# Short problem
Search the material for "ylabel" and show all lines that contain it.

# Information shown
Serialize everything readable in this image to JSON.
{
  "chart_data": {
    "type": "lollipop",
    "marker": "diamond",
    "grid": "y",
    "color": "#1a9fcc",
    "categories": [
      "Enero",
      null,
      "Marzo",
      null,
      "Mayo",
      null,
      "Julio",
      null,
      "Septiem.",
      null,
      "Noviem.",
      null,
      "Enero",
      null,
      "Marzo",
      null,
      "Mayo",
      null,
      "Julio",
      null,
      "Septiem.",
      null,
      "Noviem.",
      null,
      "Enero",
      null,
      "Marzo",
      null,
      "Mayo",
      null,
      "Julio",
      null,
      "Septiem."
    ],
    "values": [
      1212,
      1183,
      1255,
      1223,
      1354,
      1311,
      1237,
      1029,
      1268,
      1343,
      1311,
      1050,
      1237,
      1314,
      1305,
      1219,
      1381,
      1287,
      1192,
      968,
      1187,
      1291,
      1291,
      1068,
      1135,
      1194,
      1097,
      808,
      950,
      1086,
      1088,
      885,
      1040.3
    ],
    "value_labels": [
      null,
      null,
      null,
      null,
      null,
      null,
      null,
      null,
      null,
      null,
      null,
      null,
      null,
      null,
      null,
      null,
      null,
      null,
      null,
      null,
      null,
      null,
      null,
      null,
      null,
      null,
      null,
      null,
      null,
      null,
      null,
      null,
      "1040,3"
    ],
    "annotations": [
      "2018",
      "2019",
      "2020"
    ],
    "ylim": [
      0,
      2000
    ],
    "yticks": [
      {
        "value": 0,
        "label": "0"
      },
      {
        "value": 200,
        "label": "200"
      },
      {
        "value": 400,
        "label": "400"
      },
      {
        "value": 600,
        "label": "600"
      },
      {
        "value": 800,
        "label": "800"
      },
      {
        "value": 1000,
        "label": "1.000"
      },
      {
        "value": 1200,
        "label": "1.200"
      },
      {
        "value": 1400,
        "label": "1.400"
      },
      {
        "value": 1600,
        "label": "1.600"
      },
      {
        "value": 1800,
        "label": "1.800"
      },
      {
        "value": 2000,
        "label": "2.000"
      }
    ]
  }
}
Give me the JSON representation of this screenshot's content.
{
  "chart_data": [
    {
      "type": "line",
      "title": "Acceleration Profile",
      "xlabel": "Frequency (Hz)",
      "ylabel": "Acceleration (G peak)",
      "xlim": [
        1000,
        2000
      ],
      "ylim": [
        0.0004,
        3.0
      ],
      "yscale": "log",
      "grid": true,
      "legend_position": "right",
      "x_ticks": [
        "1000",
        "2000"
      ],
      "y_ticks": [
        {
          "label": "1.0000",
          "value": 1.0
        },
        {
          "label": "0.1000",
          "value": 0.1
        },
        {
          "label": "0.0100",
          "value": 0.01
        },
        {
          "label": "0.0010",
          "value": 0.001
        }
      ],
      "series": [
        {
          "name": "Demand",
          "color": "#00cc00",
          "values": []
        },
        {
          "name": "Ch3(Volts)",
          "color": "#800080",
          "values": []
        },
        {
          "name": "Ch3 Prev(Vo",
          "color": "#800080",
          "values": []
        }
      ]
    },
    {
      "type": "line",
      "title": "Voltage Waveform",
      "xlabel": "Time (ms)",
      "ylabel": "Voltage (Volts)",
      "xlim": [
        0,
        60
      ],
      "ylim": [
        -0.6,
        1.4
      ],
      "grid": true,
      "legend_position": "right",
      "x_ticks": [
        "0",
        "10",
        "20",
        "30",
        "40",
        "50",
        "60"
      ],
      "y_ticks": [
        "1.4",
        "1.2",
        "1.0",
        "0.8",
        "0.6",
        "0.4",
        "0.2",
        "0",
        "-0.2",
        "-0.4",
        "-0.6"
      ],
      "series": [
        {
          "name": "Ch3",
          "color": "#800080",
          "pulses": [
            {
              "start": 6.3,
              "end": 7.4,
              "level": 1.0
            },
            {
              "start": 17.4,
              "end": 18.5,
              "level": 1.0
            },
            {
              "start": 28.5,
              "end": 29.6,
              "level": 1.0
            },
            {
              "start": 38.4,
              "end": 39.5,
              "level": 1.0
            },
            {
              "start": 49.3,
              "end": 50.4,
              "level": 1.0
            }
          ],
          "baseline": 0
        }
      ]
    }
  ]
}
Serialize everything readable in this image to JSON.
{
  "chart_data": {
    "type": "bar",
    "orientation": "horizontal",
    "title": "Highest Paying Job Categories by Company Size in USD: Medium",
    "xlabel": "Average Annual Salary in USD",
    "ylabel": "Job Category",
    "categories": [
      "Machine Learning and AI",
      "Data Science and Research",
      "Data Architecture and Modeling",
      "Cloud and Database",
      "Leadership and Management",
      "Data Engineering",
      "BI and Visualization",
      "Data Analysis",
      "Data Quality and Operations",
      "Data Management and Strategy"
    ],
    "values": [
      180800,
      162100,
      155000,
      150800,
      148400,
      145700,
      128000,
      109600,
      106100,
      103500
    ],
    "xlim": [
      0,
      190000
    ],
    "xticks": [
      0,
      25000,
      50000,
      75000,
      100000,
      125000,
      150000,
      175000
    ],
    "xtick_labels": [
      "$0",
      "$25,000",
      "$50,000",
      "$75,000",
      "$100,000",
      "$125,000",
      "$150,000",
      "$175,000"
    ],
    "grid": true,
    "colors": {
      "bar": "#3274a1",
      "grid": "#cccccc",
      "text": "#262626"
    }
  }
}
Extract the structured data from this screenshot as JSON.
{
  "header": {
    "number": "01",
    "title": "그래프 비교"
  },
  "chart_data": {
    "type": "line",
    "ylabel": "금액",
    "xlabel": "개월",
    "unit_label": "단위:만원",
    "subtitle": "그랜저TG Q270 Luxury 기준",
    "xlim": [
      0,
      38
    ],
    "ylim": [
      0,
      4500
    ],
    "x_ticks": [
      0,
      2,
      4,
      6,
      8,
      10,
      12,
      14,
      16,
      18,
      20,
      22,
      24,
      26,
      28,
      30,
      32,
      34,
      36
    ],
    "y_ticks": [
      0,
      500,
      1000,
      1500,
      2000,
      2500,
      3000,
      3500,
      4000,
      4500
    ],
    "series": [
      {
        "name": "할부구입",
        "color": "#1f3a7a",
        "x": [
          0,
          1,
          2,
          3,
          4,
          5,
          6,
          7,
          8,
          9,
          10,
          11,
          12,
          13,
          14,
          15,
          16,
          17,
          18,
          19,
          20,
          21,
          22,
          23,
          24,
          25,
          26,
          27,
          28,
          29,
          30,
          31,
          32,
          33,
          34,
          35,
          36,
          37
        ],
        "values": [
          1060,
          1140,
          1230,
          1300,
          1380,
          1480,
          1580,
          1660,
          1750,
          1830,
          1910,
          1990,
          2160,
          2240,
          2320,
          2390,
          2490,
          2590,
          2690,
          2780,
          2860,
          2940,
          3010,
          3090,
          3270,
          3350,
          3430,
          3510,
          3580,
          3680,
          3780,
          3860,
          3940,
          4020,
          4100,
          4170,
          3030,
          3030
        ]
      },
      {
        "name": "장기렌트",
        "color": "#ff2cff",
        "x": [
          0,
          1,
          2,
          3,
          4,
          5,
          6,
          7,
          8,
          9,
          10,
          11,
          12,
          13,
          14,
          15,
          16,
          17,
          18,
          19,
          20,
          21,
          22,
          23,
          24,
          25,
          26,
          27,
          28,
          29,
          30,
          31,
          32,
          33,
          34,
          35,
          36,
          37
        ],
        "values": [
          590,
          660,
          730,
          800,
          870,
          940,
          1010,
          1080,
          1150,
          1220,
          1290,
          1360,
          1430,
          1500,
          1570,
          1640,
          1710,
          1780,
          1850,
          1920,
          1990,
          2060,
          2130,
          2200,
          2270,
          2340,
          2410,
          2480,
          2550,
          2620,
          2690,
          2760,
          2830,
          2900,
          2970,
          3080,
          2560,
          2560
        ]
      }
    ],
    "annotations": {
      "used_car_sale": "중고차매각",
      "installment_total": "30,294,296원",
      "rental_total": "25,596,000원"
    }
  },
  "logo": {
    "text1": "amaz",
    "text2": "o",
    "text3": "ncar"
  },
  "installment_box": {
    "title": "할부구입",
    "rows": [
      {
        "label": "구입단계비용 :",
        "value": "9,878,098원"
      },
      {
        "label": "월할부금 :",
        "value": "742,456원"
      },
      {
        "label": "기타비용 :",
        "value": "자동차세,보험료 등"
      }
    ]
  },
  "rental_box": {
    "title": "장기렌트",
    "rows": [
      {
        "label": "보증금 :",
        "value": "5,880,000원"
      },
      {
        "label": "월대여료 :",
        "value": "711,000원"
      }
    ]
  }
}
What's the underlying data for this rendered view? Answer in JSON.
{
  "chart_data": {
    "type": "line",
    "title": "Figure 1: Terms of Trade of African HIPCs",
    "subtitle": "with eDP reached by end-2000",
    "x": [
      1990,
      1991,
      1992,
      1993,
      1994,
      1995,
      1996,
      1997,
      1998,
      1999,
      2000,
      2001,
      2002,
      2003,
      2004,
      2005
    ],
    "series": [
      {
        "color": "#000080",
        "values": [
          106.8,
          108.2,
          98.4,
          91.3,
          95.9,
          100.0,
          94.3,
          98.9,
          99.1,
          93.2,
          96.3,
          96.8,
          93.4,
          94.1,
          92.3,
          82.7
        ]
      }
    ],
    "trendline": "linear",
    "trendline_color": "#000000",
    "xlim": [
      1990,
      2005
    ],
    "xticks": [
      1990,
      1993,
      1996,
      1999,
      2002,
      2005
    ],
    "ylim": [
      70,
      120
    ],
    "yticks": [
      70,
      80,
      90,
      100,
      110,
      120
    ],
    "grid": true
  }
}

# Answer in full
      "ylabel": "Acceleration (G peak)",
      "ylabel": "Voltage (Volts)",
    "ylabel": "Job Category",
    "ylabel": "금액",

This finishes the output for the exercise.